** Data records **
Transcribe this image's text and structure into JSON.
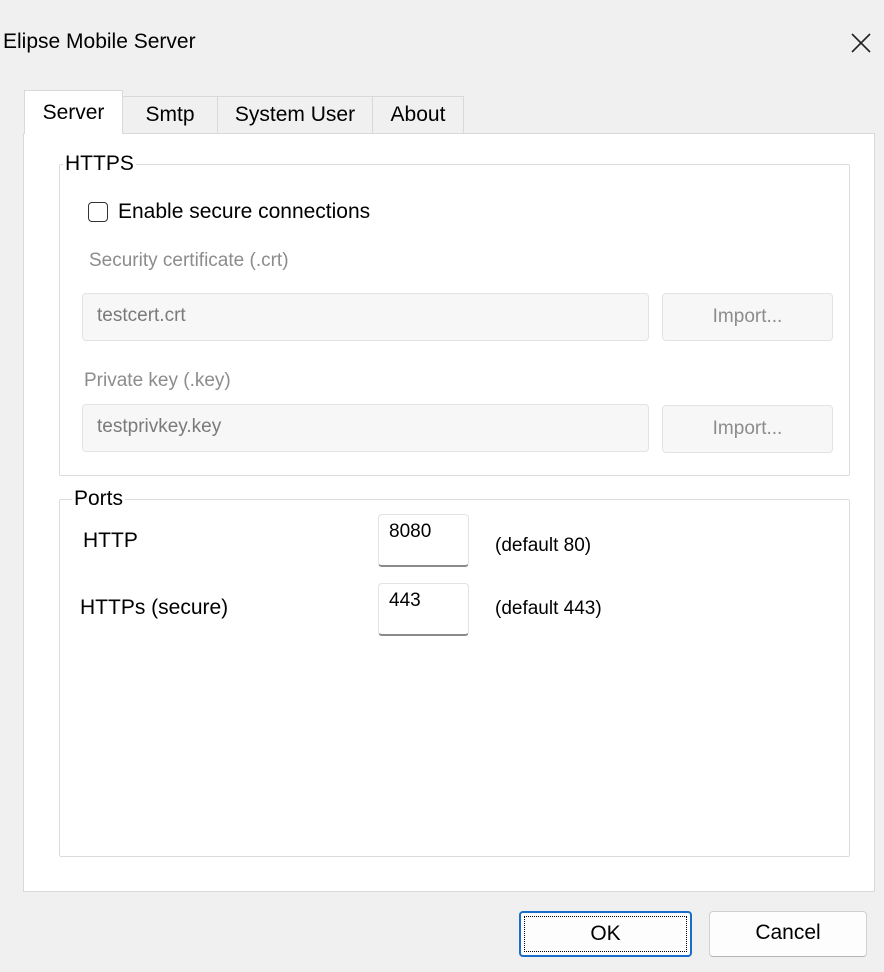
{
  "window": {
    "title": "Elipse Mobile Server",
    "close_icon": "close-icon"
  },
  "tabs": [
    {
      "label": "Server",
      "active": true
    },
    {
      "label": "Smtp",
      "active": false
    },
    {
      "label": "System User",
      "active": false
    },
    {
      "label": "About",
      "active": false
    }
  ],
  "https_group": {
    "legend": "HTTPS",
    "enable_secure_label": "Enable secure connections",
    "enable_secure_checked": false,
    "cert_label": "Security certificate (.crt)",
    "cert_value": "testcert.crt",
    "cert_import_label": "Import...",
    "key_label": "Private key (.key)",
    "key_value": "testprivkey.key",
    "key_import_label": "Import..."
  },
  "ports_group": {
    "legend": "Ports",
    "http_label": "HTTP",
    "http_value": "8080",
    "http_default": "(default 80)",
    "https_label": "HTTPs (secure)",
    "https_value": "443",
    "https_default": "(default 443)"
  },
  "footer": {
    "ok_label": "OK",
    "cancel_label": "Cancel"
  },
  "colors": {
    "window_bg": "#f0f0f0",
    "panel_bg": "#ffffff",
    "primary_border": "#1a6ec9",
    "disabled_text": "#8c8c8c"
  }
}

** What you need to do **
Filter out all lines lacking the word "Import" and copy the rest.

** Written answer **
    "cert_import_label": "Import...",
    "key_import_label": "Import..."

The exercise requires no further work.